**Job:** Transcribe the entries that follow, word for word.

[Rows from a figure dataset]
☆ ☆ ☆ ☆ ☆ ☆ ☆

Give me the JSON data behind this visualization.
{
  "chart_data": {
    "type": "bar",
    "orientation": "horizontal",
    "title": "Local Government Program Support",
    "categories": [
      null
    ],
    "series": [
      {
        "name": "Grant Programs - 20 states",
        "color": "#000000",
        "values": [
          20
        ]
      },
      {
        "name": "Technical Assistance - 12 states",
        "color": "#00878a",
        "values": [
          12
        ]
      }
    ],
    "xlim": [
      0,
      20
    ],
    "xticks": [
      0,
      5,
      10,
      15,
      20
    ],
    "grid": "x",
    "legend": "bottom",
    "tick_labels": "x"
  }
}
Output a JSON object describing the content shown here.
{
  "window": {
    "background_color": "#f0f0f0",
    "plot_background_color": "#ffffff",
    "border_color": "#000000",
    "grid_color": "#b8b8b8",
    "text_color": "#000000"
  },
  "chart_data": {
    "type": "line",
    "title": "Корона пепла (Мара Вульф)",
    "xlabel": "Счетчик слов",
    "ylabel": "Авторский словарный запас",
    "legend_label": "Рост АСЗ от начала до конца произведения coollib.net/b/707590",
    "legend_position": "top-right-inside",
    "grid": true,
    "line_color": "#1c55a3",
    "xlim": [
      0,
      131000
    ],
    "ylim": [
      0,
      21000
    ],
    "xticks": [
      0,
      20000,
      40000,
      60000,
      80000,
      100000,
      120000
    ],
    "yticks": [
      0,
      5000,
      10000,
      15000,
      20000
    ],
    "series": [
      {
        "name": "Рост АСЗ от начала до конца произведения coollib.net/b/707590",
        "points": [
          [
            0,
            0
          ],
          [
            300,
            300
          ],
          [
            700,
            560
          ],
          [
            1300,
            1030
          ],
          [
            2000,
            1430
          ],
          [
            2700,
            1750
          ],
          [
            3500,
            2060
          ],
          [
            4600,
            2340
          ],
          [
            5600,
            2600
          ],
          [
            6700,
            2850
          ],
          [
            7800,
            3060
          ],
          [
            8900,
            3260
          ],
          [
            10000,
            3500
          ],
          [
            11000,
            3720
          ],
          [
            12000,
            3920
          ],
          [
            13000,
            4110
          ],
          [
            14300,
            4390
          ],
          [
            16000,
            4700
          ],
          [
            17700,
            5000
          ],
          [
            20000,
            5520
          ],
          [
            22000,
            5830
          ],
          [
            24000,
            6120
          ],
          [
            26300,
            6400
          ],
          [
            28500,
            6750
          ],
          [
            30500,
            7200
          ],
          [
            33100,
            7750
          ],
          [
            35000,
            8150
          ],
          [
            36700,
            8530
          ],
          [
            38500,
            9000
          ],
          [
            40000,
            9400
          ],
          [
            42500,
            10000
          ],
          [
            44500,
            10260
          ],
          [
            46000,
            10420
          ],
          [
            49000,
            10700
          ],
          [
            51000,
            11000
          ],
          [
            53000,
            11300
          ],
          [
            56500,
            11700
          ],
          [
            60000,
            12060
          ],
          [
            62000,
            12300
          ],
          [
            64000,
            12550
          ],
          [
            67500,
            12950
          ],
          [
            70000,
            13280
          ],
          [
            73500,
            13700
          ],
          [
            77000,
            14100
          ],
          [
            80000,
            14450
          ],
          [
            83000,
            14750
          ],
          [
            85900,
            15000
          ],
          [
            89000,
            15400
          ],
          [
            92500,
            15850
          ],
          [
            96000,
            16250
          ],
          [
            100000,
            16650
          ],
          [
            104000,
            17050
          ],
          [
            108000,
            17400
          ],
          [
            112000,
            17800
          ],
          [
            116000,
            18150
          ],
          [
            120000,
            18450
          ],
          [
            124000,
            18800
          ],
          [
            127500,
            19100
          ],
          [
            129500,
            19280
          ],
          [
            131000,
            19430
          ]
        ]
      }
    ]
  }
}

☆ ☆ ☆ ☆ ☆ ☆ ☆

**Task output:**
Give me the JSON data behind this visualization.
{
  "chart_data": {
    "type": "bar",
    "orientation": "horizontal",
    "title": "Local Government Program Support",
    "categories": [
      null
    ],
    "series": [
      {
        "name": "Grant Programs - 20 states",
        "color": "#000000",
        "values": [
          20
        ]
      },
      {
        "name": "Technical Assistance - 12 states",
        "color": "#00878a",
        "values": [
          12
        ]
      }
    ],
    "xlim": [
      0,
      20
    ],
    "xticks": [
      0,
      5,
      10,
      15,
      20
    ],
    "grid": "x",
    "legend": "bottom",
    "tick_labels": "x"
  }
}
Output a JSON object describing the content shown here.
{
  "window": {
    "background_color": "#f0f0f0",
    "plot_background_color": "#ffffff",
    "border_color": "#000000",
    "grid_color": "#b8b8b8",
    "text_color": "#000000"
  },
  "chart_data": {
    "type": "line",
    "title": "Корона пепла (Мара Вульф)",
    "xlabel": "Счетчик слов",
    "ylabel": "Авторский словарный запас",
    "legend_label": "Рост АСЗ от начала до конца произведения coollib.net/b/707590",
    "legend_position": "top-right-inside",
    "grid": true,
    "line_color": "#1c55a3",
    "xlim": [
      0,
      131000
    ],
    "ylim": [
      0,
      21000
    ],
    "xticks": [
      0,
      20000,
      40000,
      60000,
      80000,
      100000,
      120000
    ],
    "yticks": [
      0,
      5000,
      10000,
      15000,
      20000
    ],
    "series": [
      {
        "name": "Рост АСЗ от начала до конца произведения coollib.net/b/707590",
        "points": [
          [
            0,
            0
          ],
          [
            300,
            300
          ],
          [
            700,
            560
          ],
          [
            1300,
            1030
          ],
          [
            2000,
            1430
          ],
          [
            2700,
            1750
          ],
          [
            3500,
            2060
          ],
          [
            4600,
            2340
          ],
          [
            5600,
            2600
          ],
          [
            6700,
            2850
          ],
          [
            7800,
            3060
          ],
          [
            8900,
            3260
          ],
          [
            10000,
            3500
          ],
          [
            11000,
            3720
          ],
          [
            12000,
            3920
          ],
          [
            13000,
            4110
          ],
          [
            14300,
            4390
          ],
          [
            16000,
            4700
          ],
          [
            17700,
            5000
          ],
          [
            20000,
            5520
          ],
          [
            22000,
            5830
          ],
          [
            24000,
            6120
          ],
          [
            26300,
            6400
          ],
          [
            28500,
            6750
          ],
          [
            30500,
            7200
          ],
          [
            33100,
            7750
          ],
          [
            35000,
            8150
          ],
          [
            36700,
            8530
          ],
          [
            38500,
            9000
          ],
          [
            40000,
            9400
          ],
          [
            42500,
            10000
          ],
          [
            44500,
            10260
          ],
          [
            46000,
            10420
          ],
          [
            49000,
            10700
          ],
          [
            51000,
            11000
          ],
          [
            53000,
            11300
          ],
          [
            56500,
            11700
          ],
          [
            60000,
            12060
          ],
          [
            62000,
            12300
          ],
          [
            64000,
            12550
          ],
          [
            67500,
            12950
          ],
          [
            70000,
            13280
          ],
          [
            73500,
            13700
          ],
          [
            77000,
            14100
          ],
          [
            80000,
            14450
          ],
          [
            83000,
            14750
          ],
          [
            85900,
            15000
          ],
          [
            89000,
            15400
          ],
          [
            92500,
            15850
          ],
          [
            96000,
            16250
          ],
          [
            100000,
            16650
          ],
          [
            104000,
            17050
          ],
          [
            108000,
            17400
          ],
          [
            112000,
            17800
          ],
          [
            116000,
            18150
          ],
          [
            120000,
            18450
          ],
          [
            124000,
            18800
          ],
          [
            127500,
            19100
          ],
          [
            129500,
            19280
          ],
          [
            131000,
            19430
          ]
        ]
      }
    ]
  }
}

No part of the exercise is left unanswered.